• _SET PROBLEM_: Return only the number of lines that hold "credentials".

[Stored dataset items]
-- START --

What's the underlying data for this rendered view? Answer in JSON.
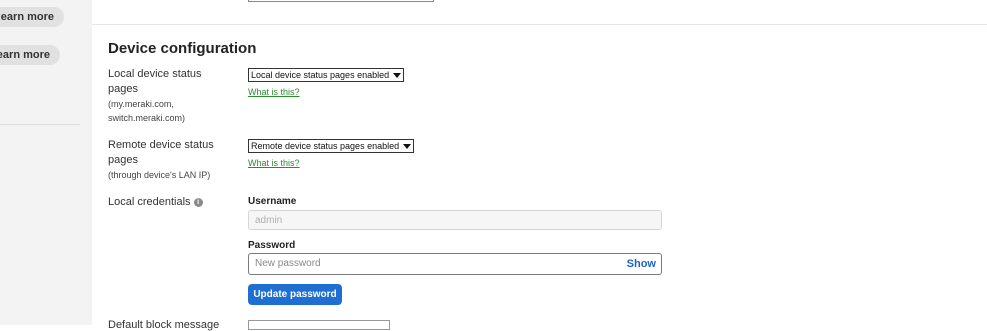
{
  "left_panel": {
    "learn_more_1": "earn more",
    "learn_more_2": "earn more"
  },
  "section": {
    "title": "Device configuration"
  },
  "local_status": {
    "label": "Local device status pages",
    "sub": "(my.meraki.com, switch.meraki.com)",
    "selected": "Local device status pages enabled",
    "help": "What is this?"
  },
  "remote_status": {
    "label": "Remote device status pages",
    "sub": "(through device's LAN IP)",
    "selected": "Remote device status pages enabled",
    "help": "What is this?"
  },
  "credentials": {
    "label": "Local credentials",
    "info_icon": "info-icon",
    "username_label": "Username",
    "username_value": "admin",
    "password_label": "Password",
    "password_placeholder": "New password",
    "show_label": "Show",
    "update_button": "Update password"
  },
  "next_row": {
    "label": "Default block message"
  },
  "colors": {
    "primary": "#1f6ed1",
    "link_green": "#2e8b2e",
    "show_blue": "#1e63c9"
  }
}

-- END --

• _RESPONSE_: 2